===== DATA FOR PROCESSING =====

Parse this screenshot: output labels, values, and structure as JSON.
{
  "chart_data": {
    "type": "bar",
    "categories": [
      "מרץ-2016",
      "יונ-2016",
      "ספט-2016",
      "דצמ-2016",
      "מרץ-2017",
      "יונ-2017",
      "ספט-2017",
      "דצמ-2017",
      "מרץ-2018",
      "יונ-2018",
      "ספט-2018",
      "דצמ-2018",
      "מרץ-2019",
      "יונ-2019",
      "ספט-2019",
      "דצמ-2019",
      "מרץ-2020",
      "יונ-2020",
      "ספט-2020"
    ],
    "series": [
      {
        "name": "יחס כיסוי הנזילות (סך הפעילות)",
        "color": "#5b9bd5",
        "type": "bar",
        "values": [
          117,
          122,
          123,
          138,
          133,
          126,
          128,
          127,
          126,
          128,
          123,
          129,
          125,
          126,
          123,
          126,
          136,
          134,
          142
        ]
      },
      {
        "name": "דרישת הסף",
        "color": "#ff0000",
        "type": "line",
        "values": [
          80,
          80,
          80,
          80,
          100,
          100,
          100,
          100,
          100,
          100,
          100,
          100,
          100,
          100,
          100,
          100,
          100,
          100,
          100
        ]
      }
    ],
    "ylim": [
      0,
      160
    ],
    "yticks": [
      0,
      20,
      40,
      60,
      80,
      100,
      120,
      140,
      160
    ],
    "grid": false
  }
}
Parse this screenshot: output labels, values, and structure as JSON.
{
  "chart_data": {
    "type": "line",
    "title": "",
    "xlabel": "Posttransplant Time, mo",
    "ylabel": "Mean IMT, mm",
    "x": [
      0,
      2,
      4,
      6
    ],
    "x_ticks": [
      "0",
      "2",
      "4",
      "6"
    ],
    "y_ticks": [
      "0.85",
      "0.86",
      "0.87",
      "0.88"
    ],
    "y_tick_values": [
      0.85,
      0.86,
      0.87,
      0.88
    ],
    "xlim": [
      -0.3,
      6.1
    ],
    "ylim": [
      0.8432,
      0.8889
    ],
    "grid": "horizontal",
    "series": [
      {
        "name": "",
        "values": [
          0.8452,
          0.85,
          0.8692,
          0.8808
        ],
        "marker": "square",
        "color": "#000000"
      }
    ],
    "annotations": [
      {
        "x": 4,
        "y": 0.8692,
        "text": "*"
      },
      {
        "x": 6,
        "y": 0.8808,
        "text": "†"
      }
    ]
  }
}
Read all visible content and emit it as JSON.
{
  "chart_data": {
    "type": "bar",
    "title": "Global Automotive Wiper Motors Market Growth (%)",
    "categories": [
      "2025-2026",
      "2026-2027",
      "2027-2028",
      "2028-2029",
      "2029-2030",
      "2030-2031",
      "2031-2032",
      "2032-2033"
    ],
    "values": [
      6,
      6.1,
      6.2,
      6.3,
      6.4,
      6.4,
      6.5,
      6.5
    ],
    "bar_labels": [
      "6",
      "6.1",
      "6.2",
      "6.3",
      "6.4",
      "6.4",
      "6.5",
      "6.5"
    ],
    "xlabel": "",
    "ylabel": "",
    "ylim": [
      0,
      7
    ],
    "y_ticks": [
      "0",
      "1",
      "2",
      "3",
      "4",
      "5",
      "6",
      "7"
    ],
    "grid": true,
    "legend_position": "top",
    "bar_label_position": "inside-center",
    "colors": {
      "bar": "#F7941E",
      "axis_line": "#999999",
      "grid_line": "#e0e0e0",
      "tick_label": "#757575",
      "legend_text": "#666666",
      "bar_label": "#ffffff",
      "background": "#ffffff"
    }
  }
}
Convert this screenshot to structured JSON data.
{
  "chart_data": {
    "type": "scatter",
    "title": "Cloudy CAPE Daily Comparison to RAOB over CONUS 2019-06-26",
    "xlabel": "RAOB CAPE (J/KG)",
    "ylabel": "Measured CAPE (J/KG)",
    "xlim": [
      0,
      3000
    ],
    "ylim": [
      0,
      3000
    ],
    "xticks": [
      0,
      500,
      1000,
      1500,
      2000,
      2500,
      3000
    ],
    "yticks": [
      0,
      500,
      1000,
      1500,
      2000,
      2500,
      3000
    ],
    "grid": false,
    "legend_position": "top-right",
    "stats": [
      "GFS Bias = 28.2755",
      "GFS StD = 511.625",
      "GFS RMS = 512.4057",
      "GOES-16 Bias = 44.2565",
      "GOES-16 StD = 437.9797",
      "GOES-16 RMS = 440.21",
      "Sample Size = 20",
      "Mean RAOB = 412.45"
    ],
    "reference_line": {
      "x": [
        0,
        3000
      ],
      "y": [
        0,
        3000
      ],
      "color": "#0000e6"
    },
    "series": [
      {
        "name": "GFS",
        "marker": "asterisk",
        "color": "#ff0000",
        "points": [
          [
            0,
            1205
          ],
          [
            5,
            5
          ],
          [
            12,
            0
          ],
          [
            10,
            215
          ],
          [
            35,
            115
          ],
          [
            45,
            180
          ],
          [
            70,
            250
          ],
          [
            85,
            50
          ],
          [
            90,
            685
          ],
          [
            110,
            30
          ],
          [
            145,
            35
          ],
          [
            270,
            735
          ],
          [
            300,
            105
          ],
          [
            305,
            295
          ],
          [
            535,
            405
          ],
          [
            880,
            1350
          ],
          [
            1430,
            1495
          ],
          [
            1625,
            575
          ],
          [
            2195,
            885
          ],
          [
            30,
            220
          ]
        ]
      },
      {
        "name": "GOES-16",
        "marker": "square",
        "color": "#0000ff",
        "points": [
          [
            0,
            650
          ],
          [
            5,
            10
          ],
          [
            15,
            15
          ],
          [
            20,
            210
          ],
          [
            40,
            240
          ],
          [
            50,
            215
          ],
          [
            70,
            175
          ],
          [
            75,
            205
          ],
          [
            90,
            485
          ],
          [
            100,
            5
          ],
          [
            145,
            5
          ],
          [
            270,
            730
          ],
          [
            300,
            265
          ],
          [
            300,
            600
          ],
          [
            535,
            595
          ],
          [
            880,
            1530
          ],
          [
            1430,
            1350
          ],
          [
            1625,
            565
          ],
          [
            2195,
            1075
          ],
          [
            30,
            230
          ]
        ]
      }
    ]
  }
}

=====

### TASK DETAILS
Restate the whole listing exactly, leaving out nothing.

### ANSWER TO THIS EXERCISE
Parse this screenshot: output labels, values, and structure as JSON.
{
  "chart_data": {
    "type": "bar",
    "categories": [
      "מרץ-2016",
      "יונ-2016",
      "ספט-2016",
      "דצמ-2016",
      "מרץ-2017",
      "יונ-2017",
      "ספט-2017",
      "דצמ-2017",
      "מרץ-2018",
      "יונ-2018",
      "ספט-2018",
      "דצמ-2018",
      "מרץ-2019",
      "יונ-2019",
      "ספט-2019",
      "דצמ-2019",
      "מרץ-2020",
      "יונ-2020",
      "ספט-2020"
    ],
    "series": [
      {
        "name": "יחס כיסוי הנזילות (סך הפעילות)",
        "color": "#5b9bd5",
        "type": "bar",
        "values": [
          117,
          122,
          123,
          138,
          133,
          126,
          128,
          127,
          126,
          128,
          123,
          129,
          125,
          126,
          123,
          126,
          136,
          134,
          142
        ]
      },
      {
        "name": "דרישת הסף",
        "color": "#ff0000",
        "type": "line",
        "values": [
          80,
          80,
          80,
          80,
          100,
          100,
          100,
          100,
          100,
          100,
          100,
          100,
          100,
          100,
          100,
          100,
          100,
          100,
          100
        ]
      }
    ],
    "ylim": [
      0,
      160
    ],
    "yticks": [
      0,
      20,
      40,
      60,
      80,
      100,
      120,
      140,
      160
    ],
    "grid": false
  }
}
Parse this screenshot: output labels, values, and structure as JSON.
{
  "chart_data": {
    "type": "line",
    "title": "",
    "xlabel": "Posttransplant Time, mo",
    "ylabel": "Mean IMT, mm",
    "x": [
      0,
      2,
      4,
      6
    ],
    "x_ticks": [
      "0",
      "2",
      "4",
      "6"
    ],
    "y_ticks": [
      "0.85",
      "0.86",
      "0.87",
      "0.88"
    ],
    "y_tick_values": [
      0.85,
      0.86,
      0.87,
      0.88
    ],
    "xlim": [
      -0.3,
      6.1
    ],
    "ylim": [
      0.8432,
      0.8889
    ],
    "grid": "horizontal",
    "series": [
      {
        "name": "",
        "values": [
          0.8452,
          0.85,
          0.8692,
          0.8808
        ],
        "marker": "square",
        "color": "#000000"
      }
    ],
    "annotations": [
      {
        "x": 4,
        "y": 0.8692,
        "text": "*"
      },
      {
        "x": 6,
        "y": 0.8808,
        "text": "†"
      }
    ]
  }
}
Read all visible content and emit it as JSON.
{
  "chart_data": {
    "type": "bar",
    "title": "Global Automotive Wiper Motors Market Growth (%)",
    "categories": [
      "2025-2026",
      "2026-2027",
      "2027-2028",
      "2028-2029",
      "2029-2030",
      "2030-2031",
      "2031-2032",
      "2032-2033"
    ],
    "values": [
      6,
      6.1,
      6.2,
      6.3,
      6.4,
      6.4,
      6.5,
      6.5
    ],
    "bar_labels": [
      "6",
      "6.1",
      "6.2",
      "6.3",
      "6.4",
      "6.4",
      "6.5",
      "6.5"
    ],
    "xlabel": "",
    "ylabel": "",
    "ylim": [
      0,
      7
    ],
    "y_ticks": [
      "0",
      "1",
      "2",
      "3",
      "4",
      "5",
      "6",
      "7"
    ],
    "grid": true,
    "legend_position": "top",
    "bar_label_position": "inside-center",
    "colors": {
      "bar": "#F7941E",
      "axis_line": "#999999",
      "grid_line": "#e0e0e0",
      "tick_label": "#757575",
      "legend_text": "#666666",
      "bar_label": "#ffffff",
      "background": "#ffffff"
    }
  }
}
Convert this screenshot to structured JSON data.
{
  "chart_data": {
    "type": "scatter",
    "title": "Cloudy CAPE Daily Comparison to RAOB over CONUS 2019-06-26",
    "xlabel": "RAOB CAPE (J/KG)",
    "ylabel": "Measured CAPE (J/KG)",
    "xlim": [
      0,
      3000
    ],
    "ylim": [
      0,
      3000
    ],
    "xticks": [
      0,
      500,
      1000,
      1500,
      2000,
      2500,
      3000
    ],
    "yticks": [
      0,
      500,
      1000,
      1500,
      2000,
      2500,
      3000
    ],
    "grid": false,
    "legend_position": "top-right",
    "stats": [
      "GFS Bias = 28.2755",
      "GFS StD = 511.625",
      "GFS RMS = 512.4057",
      "GOES-16 Bias = 44.2565",
      "GOES-16 StD = 437.9797",
      "GOES-16 RMS = 440.21",
      "Sample Size = 20",
      "Mean RAOB = 412.45"
    ],
    "reference_line": {
      "x": [
        0,
        3000
      ],
      "y": [
        0,
        3000
      ],
      "color": "#0000e6"
    },
    "series": [
      {
        "name": "GFS",
        "marker": "asterisk",
        "color": "#ff0000",
        "points": [
          [
            0,
            1205
          ],
          [
            5,
            5
          ],
          [
            12,
            0
          ],
          [
            10,
            215
          ],
          [
            35,
            115
          ],
          [
            45,
            180
          ],
          [
            70,
            250
          ],
          [
            85,
            50
          ],
          [
            90,
            685
          ],
          [
            110,
            30
          ],
          [
            145,
            35
          ],
          [
            270,
            735
          ],
          [
            300,
            105
          ],
          [
            305,
            295
          ],
          [
            535,
            405
          ],
          [
            880,
            1350
          ],
          [
            1430,
            1495
          ],
          [
            1625,
            575
          ],
          [
            2195,
            885
          ],
          [
            30,
            220
          ]
        ]
      },
      {
        "name": "GOES-16",
        "marker": "square",
        "color": "#0000ff",
        "points": [
          [
            0,
            650
          ],
          [
            5,
            10
          ],
          [
            15,
            15
          ],
          [
            20,
            210
          ],
          [
            40,
            240
          ],
          [
            50,
            215
          ],
          [
            70,
            175
          ],
          [
            75,
            205
          ],
          [
            90,
            485
          ],
          [
            100,
            5
          ],
          [
            145,
            5
          ],
          [
            270,
            730
          ],
          [
            300,
            265
          ],
          [
            300,
            600
          ],
          [
            535,
            595
          ],
          [
            880,
            1530
          ],
          [
            1430,
            1350
          ],
          [
            1625,
            565
          ],
          [
            2195,
            1075
          ],
          [
            30,
            230
          ]
        ]
      }
    ]
  }
}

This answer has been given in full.